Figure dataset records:

--- START ---

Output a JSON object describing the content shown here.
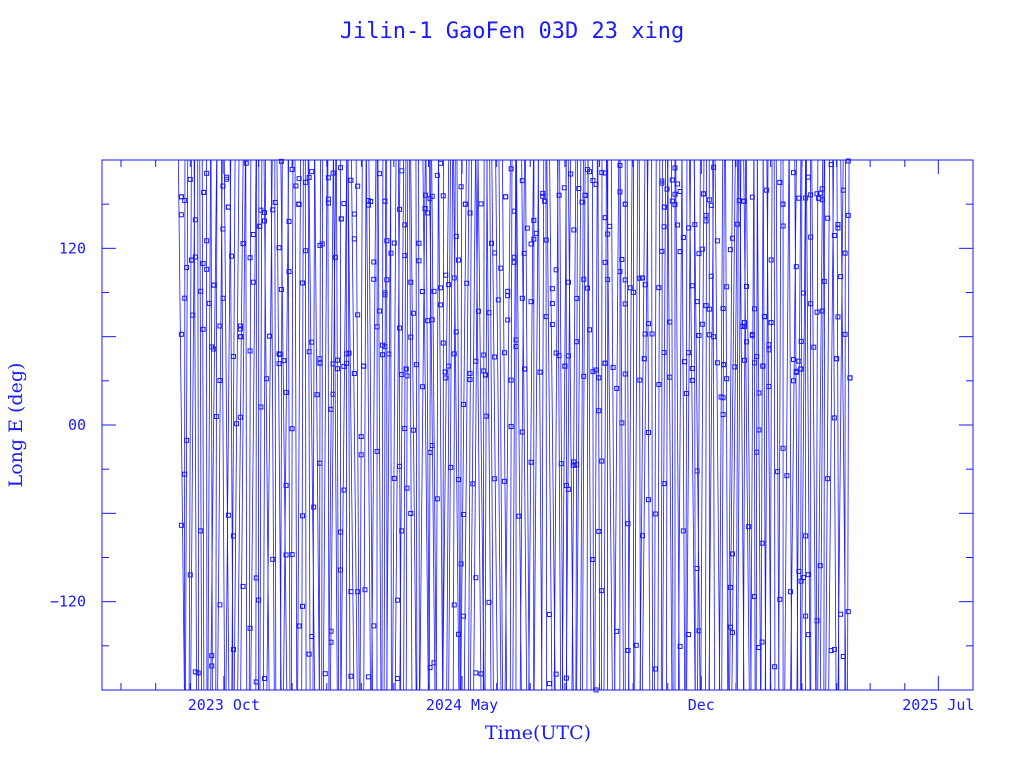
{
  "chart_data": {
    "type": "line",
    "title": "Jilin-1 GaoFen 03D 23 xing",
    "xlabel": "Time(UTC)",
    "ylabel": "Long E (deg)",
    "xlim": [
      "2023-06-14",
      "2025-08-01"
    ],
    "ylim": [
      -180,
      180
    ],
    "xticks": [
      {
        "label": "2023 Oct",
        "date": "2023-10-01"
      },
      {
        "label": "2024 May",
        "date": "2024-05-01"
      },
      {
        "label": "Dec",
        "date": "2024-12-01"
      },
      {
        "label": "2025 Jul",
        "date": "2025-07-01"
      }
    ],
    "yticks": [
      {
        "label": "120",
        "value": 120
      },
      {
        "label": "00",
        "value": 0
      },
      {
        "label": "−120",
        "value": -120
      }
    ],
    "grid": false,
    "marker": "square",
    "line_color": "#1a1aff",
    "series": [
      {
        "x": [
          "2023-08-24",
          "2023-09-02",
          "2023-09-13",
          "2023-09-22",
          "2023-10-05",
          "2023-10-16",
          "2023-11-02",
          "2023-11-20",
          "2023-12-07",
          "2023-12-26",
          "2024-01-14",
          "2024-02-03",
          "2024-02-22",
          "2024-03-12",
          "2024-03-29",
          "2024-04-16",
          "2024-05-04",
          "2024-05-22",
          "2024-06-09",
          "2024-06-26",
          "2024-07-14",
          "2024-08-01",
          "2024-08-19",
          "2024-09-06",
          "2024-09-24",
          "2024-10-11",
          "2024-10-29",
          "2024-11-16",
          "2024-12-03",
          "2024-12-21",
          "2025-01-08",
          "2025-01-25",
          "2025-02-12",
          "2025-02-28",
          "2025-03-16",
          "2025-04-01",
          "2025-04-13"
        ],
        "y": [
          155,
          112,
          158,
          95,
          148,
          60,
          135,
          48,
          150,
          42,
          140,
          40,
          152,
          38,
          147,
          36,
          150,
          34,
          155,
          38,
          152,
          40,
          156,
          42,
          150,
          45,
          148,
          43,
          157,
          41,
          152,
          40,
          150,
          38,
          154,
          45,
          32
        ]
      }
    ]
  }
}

--- END ---
--- START ---

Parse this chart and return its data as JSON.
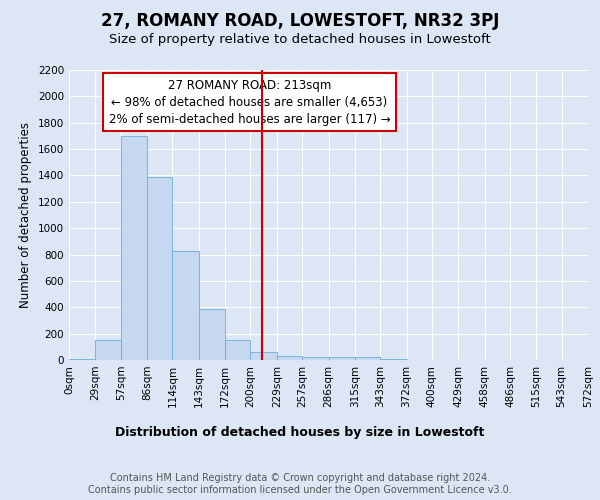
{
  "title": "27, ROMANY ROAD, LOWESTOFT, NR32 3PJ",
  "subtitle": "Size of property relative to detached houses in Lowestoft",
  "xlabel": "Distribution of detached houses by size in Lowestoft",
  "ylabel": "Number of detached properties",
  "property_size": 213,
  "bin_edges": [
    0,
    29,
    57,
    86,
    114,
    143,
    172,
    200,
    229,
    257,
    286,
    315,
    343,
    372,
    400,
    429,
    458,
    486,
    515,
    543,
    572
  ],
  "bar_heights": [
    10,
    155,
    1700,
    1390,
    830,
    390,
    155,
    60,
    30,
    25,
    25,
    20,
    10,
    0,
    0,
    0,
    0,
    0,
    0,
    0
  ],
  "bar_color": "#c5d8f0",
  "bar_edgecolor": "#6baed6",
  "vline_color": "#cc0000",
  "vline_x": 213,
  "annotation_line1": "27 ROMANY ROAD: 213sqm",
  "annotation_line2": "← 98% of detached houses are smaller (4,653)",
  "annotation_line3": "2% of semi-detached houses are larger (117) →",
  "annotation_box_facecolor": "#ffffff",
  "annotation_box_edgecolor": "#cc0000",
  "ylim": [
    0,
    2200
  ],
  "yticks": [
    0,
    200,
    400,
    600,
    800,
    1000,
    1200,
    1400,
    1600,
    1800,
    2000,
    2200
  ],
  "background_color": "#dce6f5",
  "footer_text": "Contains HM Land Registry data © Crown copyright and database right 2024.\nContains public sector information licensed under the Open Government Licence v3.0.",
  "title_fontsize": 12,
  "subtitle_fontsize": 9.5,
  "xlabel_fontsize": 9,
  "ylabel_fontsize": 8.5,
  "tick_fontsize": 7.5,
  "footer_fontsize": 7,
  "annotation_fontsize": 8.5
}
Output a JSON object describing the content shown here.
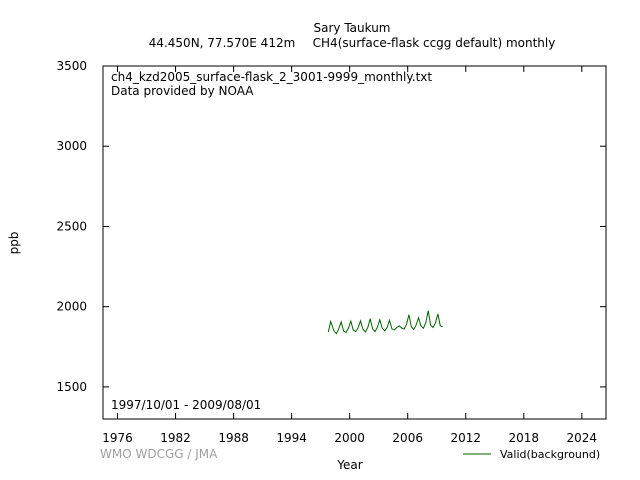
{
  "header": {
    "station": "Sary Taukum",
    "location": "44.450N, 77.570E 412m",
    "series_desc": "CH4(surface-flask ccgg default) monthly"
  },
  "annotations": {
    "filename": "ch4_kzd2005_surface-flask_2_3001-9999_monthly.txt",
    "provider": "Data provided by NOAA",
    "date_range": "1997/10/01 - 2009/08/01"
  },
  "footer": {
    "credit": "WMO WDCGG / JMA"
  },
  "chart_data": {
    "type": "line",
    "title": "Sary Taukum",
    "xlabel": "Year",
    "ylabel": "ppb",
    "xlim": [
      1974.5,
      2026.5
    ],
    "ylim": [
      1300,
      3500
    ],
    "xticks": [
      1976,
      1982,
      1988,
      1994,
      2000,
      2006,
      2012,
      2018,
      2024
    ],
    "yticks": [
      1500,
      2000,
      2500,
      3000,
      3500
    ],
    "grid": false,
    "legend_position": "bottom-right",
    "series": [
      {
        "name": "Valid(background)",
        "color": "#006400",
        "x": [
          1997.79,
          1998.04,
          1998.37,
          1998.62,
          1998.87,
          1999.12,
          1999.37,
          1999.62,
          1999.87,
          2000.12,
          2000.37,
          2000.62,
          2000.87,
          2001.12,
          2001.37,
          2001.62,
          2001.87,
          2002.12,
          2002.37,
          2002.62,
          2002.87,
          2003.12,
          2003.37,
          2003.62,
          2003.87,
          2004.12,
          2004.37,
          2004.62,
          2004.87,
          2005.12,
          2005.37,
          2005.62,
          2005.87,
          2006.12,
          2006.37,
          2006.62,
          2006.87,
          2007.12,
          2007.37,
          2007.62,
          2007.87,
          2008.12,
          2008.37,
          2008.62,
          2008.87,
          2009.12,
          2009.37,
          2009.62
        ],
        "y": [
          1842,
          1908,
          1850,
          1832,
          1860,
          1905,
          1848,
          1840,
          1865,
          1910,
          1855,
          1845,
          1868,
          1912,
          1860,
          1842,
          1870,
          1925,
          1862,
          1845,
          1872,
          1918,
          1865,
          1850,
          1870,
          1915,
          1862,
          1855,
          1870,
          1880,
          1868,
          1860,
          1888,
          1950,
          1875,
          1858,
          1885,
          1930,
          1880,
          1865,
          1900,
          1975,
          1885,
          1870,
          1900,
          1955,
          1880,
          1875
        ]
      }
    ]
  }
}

--- END ---

→ PROBLEM:
Using the records above, copy every line that has the word "Sary" in it.

→ ANSWER IN FULL:
    "station": "Sary Taukum",
    "title": "Sary Taukum",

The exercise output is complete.